--- Start of INFORMATION PROVIDED ---

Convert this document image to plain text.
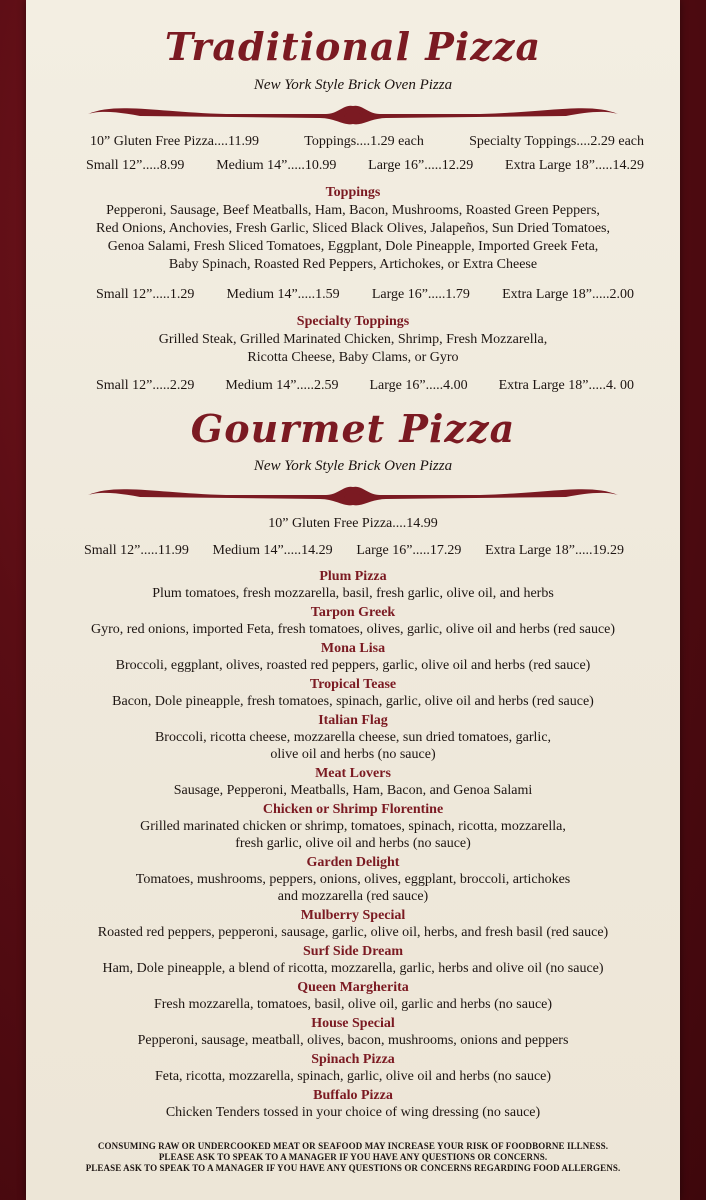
Traditional Pizza

New York Style Brick Oven Pizza

10” Gluten Free Pizza....11.99	Toppings....1.29 each	Specialty Toppings....2.29 each
Small 12”.....8.99 Medium 14”.....10.99 Large 16”.....12.29 Extra Large 18”.....14.29
Toppings
Pepperoni, Sausage, Beef Meatballs, Ham, Bacon, Mushrooms, Roasted Green Peppers,
Red Onions, Anchovies, Fresh Garlic, Sliced Black Olives, Jalapeños, Sun Dried Tomatoes,
Genoa Salami, Fresh Sliced Tomatoes, Eggplant, Dole Pineapple, Imported Greek Feta,
Baby Spinach, Roasted Red Peppers, Artichokes, or Extra Cheese
Small 12”.....1.29 Medium 14”.....1.59 Large 16”.....1.79 Extra Large 18”.....2.00
Specialty Toppings
Grilled Steak, Grilled Marinated Chicken, Shrimp, Fresh Mozzarella,
Ricotta Cheese, Baby Clams, or Gyro
Small 12”.....2.29 Medium 14”.....2.59 Large 16”.....4.00 Extra Large 18”.....4. 00
Gourmet Pizza

New York Style Brick Oven Pizza

10” Gluten Free Pizza....14.99
Small 12”.....11.99 Medium 14”.....14.29 Large 16”.....17.29 Extra Large 18”.....19.29
Plum Pizza
Plum tomatoes, fresh mozzarella, basil, fresh garlic, olive oil, and herbs
Tarpon Greek
Gyro, red onions, imported Feta, fresh tomatoes, olives, garlic, olive oil and herbs (red sauce)
Mona Lisa
Broccoli, eggplant, olives, roasted red peppers, garlic, olive oil and herbs (red sauce)
Tropical Tease
Bacon, Dole pineapple, fresh tomatoes, spinach, garlic, olive oil and herbs (red sauce)
Italian Flag
Broccoli, ricotta cheese, mozzarella cheese, sun dried tomatoes, garlic,
olive oil and herbs (no sauce)
Meat Lovers
Sausage, Pepperoni, Meatballs, Ham, Bacon, and Genoa Salami
Chicken or Shrimp Florentine
Grilled marinated chicken or shrimp, tomatoes, spinach, ricotta, mozzarella,
fresh garlic, olive oil and herbs (no sauce)
Garden Delight
Tomatoes, mushrooms, peppers, onions, olives, eggplant, broccoli, artichokes
and mozzarella (red sauce)
Mulberry Special
Roasted red peppers, pepperoni, sausage, garlic, olive oil, herbs, and fresh basil (red sauce)
Surf Side Dream
Ham, Dole pineapple, a blend of ricotta, mozzarella, garlic, herbs and olive oil (no sauce)
Queen Margherita
Fresh mozzarella, tomatoes, basil, olive oil, garlic and herbs (no sauce)
House Special
Pepperoni, sausage, meatball, olives, bacon, mushrooms, onions and peppers
Spinach Pizza
Feta, ricotta, mozzarella, spinach, garlic, olive oil and herbs (no sauce)
Buffalo Pizza
Chicken Tenders tossed in your choice of wing dressing (no sauce)
CONSUMING RAW OR UNDERCOOKED MEAT OR SEAFOOD MAY INCREASE YOUR RISK OF FOODBORNE ILLNESS.
PLEASE ASK TO SPEAK TO A MANAGER IF YOU HAVE ANY QUESTIONS OR CONCERNS.
PLEASE ASK TO SPEAK TO A MANAGER IF YOU HAVE ANY QUESTIONS OR CONCERNS REGARDING FOOD ALLERGENS.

--- End of INFORMATION PROVIDED ---

- _WHAT IS REQUIRED_: Repeat the full listing above exactly, with no pictures in the copy.

- _SOLUTION TO THIS TASK_:
Convert this document image to plain text.
Traditional Pizza

New York Style Brick Oven Pizza

10” Gluten Free Pizza....11.99	Toppings....1.29 each	Specialty Toppings....2.29 each
Small 12”.....8.99 Medium 14”.....10.99 Large 16”.....12.29 Extra Large 18”.....14.29
Toppings
Pepperoni, Sausage, Beef Meatballs, Ham, Bacon, Mushrooms, Roasted Green Peppers,
Red Onions, Anchovies, Fresh Garlic, Sliced Black Olives, Jalapeños, Sun Dried Tomatoes,
Genoa Salami, Fresh Sliced Tomatoes, Eggplant, Dole Pineapple, Imported Greek Feta,
Baby Spinach, Roasted Red Peppers, Artichokes, or Extra Cheese
Small 12”.....1.29 Medium 14”.....1.59 Large 16”.....1.79 Extra Large 18”.....2.00
Specialty Toppings
Grilled Steak, Grilled Marinated Chicken, Shrimp, Fresh Mozzarella,
Ricotta Cheese, Baby Clams, or Gyro
Small 12”.....2.29 Medium 14”.....2.59 Large 16”.....4.00 Extra Large 18”.....4. 00
Gourmet Pizza

New York Style Brick Oven Pizza

10” Gluten Free Pizza....14.99
Small 12”.....11.99 Medium 14”.....14.29 Large 16”.....17.29 Extra Large 18”.....19.29
Plum Pizza
Plum tomatoes, fresh mozzarella, basil, fresh garlic, olive oil, and herbs
Tarpon Greek
Gyro, red onions, imported Feta, fresh tomatoes, olives, garlic, olive oil and herbs (red sauce)
Mona Lisa
Broccoli, eggplant, olives, roasted red peppers, garlic, olive oil and herbs (red sauce)
Tropical Tease
Bacon, Dole pineapple, fresh tomatoes, spinach, garlic, olive oil and herbs (red sauce)
Italian Flag
Broccoli, ricotta cheese, mozzarella cheese, sun dried tomatoes, garlic,
olive oil and herbs (no sauce)
Meat Lovers
Sausage, Pepperoni, Meatballs, Ham, Bacon, and Genoa Salami
Chicken or Shrimp Florentine
Grilled marinated chicken or shrimp, tomatoes, spinach, ricotta, mozzarella,
fresh garlic, olive oil and herbs (no sauce)
Garden Delight
Tomatoes, mushrooms, peppers, onions, olives, eggplant, broccoli, artichokes
and mozzarella (red sauce)
Mulberry Special
Roasted red peppers, pepperoni, sausage, garlic, olive oil, herbs, and fresh basil (red sauce)
Surf Side Dream
Ham, Dole pineapple, a blend of ricotta, mozzarella, garlic, herbs and olive oil (no sauce)
Queen Margherita
Fresh mozzarella, tomatoes, basil, olive oil, garlic and herbs (no sauce)
House Special
Pepperoni, sausage, meatball, olives, bacon, mushrooms, onions and peppers
Spinach Pizza
Feta, ricotta, mozzarella, spinach, garlic, olive oil and herbs (no sauce)
Buffalo Pizza
Chicken Tenders tossed in your choice of wing dressing (no sauce)
CONSUMING RAW OR UNDERCOOKED MEAT OR SEAFOOD MAY INCREASE YOUR RISK OF FOODBORNE ILLNESS.
PLEASE ASK TO SPEAK TO A MANAGER IF YOU HAVE ANY QUESTIONS OR CONCERNS.
PLEASE ASK TO SPEAK TO A MANAGER IF YOU HAVE ANY QUESTIONS OR CONCERNS REGARDING FOOD ALLERGENS.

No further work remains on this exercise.